— start ROWS —

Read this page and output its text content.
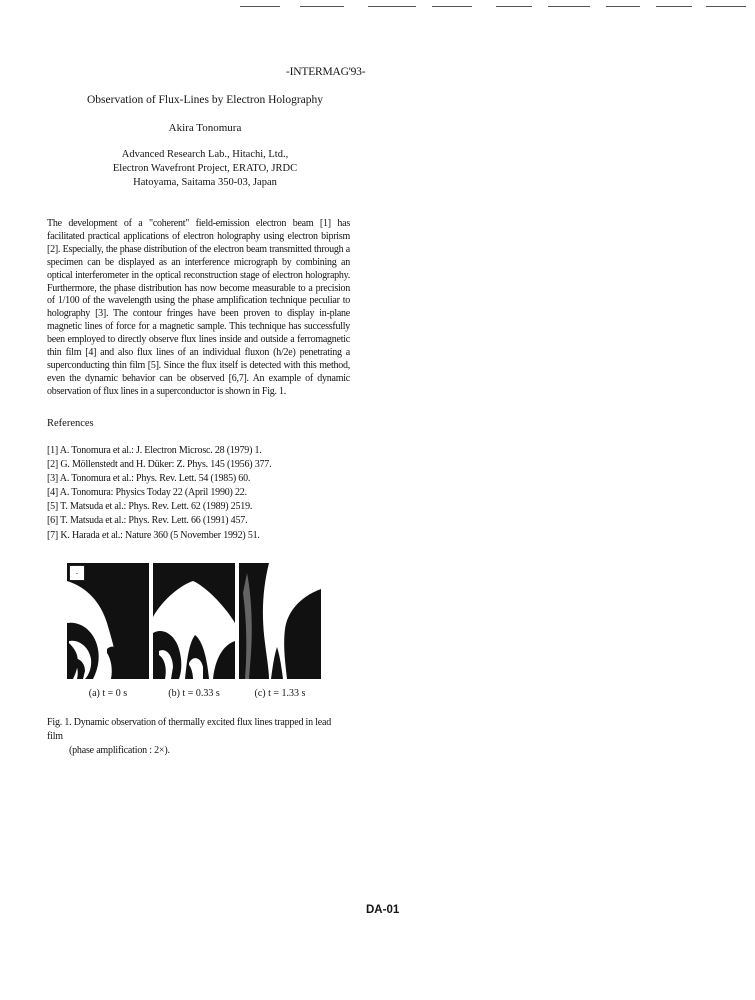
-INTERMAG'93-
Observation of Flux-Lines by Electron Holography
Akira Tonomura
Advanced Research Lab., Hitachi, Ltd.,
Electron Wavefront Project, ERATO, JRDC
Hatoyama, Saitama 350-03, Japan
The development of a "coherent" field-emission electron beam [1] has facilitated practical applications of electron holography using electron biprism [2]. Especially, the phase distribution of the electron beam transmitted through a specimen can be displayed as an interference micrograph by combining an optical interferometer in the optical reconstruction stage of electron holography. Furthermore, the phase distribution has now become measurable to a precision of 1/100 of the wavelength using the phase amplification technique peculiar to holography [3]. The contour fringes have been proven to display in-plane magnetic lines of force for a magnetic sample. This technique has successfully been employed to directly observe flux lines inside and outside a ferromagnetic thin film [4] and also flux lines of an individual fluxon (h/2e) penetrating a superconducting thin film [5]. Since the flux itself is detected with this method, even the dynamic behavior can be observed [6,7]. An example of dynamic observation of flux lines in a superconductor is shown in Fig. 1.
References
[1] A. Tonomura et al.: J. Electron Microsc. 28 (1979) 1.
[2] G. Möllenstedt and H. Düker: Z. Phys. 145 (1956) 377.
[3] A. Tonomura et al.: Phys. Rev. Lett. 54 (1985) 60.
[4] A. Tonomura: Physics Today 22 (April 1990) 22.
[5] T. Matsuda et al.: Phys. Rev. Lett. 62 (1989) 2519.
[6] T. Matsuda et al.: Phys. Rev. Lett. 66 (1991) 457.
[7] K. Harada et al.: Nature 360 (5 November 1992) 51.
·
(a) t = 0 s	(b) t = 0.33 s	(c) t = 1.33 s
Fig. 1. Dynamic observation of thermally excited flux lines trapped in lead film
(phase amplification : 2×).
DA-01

— end ROWS —
— start ROWS —

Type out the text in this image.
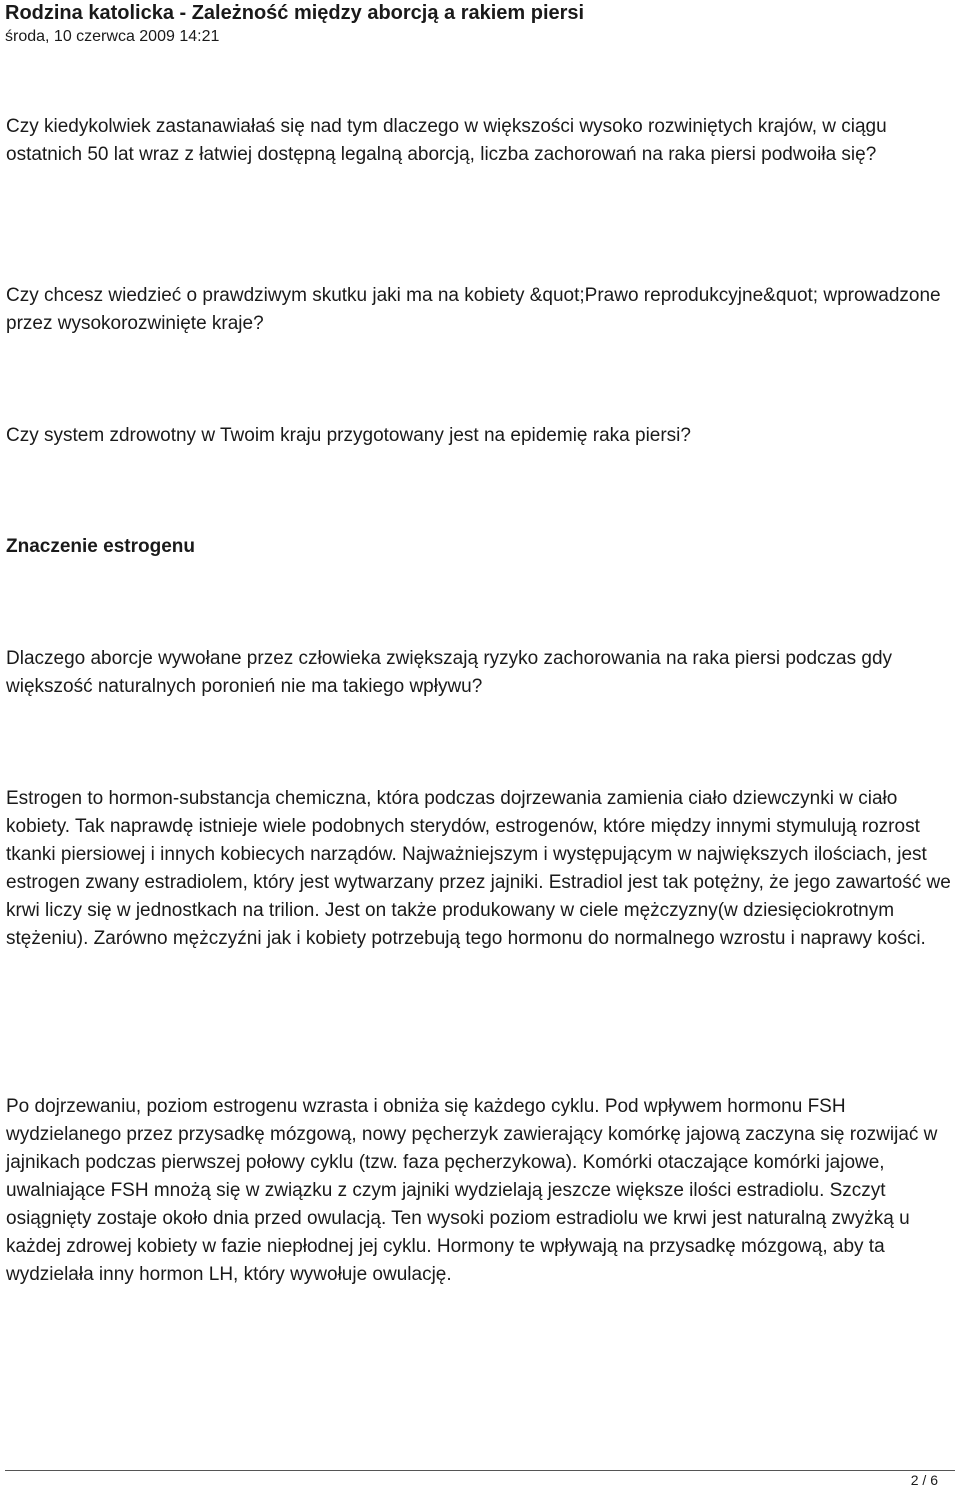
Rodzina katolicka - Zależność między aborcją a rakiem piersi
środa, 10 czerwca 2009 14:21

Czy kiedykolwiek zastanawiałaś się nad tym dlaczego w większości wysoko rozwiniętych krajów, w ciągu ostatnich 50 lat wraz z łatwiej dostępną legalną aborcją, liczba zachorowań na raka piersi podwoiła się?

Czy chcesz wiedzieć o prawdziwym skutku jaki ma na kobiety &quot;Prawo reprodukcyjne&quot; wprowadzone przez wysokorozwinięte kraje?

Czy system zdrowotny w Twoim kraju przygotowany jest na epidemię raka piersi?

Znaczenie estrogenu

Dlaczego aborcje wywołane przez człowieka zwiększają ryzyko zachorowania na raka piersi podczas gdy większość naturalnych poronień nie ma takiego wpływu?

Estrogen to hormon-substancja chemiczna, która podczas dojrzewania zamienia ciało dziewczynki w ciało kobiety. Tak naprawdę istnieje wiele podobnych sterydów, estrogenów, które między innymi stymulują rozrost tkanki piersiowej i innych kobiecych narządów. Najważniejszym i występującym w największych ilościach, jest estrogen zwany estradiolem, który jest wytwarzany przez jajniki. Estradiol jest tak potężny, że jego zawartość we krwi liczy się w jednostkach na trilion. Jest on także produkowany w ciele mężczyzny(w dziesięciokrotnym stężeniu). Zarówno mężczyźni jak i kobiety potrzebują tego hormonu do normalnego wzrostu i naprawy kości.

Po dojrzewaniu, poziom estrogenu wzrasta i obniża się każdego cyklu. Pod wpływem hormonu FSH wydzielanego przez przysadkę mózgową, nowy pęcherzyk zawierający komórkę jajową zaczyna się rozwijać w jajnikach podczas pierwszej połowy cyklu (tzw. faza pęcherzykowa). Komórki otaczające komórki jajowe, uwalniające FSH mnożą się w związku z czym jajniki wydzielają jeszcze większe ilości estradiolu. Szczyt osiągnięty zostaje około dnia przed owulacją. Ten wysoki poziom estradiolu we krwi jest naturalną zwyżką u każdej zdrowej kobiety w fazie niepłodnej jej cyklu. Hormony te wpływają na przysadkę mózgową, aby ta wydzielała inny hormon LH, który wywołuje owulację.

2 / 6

— end ROWS —

▸ WHAT IS NEEDED:
Gather from the records above every line containing the string "Matsuda".

▸ SOLVED PROBLEM:
[5] T. Matsuda et al.: Phys. Rev. Lett. 62 (1989) 2519.
[6] T. Matsuda et al.: Phys. Rev. Lett. 66 (1991) 457.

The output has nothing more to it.